__Task goal__: Gather up the lines with the word "details" in them.
:: Given information
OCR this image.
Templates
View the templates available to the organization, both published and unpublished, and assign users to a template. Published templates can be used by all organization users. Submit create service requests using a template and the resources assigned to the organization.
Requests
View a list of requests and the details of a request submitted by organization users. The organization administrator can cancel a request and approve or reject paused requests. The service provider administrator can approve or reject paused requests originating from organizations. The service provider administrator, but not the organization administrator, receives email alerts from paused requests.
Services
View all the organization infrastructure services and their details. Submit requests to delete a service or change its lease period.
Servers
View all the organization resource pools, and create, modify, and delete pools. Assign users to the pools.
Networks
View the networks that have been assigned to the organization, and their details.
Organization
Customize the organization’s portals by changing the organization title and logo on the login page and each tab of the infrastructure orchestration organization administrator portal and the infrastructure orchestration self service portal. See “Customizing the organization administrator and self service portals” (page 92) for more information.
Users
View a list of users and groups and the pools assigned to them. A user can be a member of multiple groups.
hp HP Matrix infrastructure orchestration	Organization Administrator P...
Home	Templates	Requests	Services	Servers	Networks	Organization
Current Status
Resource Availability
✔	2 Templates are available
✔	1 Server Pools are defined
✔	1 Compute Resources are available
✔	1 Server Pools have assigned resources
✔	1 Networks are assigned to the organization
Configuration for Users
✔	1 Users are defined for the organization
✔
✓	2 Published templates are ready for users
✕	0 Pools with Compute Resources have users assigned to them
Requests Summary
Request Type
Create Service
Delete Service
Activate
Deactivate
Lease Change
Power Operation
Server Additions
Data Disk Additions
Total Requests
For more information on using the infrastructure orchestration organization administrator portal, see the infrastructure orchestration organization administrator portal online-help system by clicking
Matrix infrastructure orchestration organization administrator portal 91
::::
__Reply to the task__:
View a list of requests and the details of a request submitted by organization users. The organization administrator can cancel a request and approve or reject paused requests. The service provider administrator can approve or reject paused requests originating from organizations. The service provider administrator, but not the organization administrator, receives email alerts from paused requests.
View all the organization infrastructure services and their details. Submit requests to delete a service or change its lease period.
View the networks that have been assigned to the organization, and their details.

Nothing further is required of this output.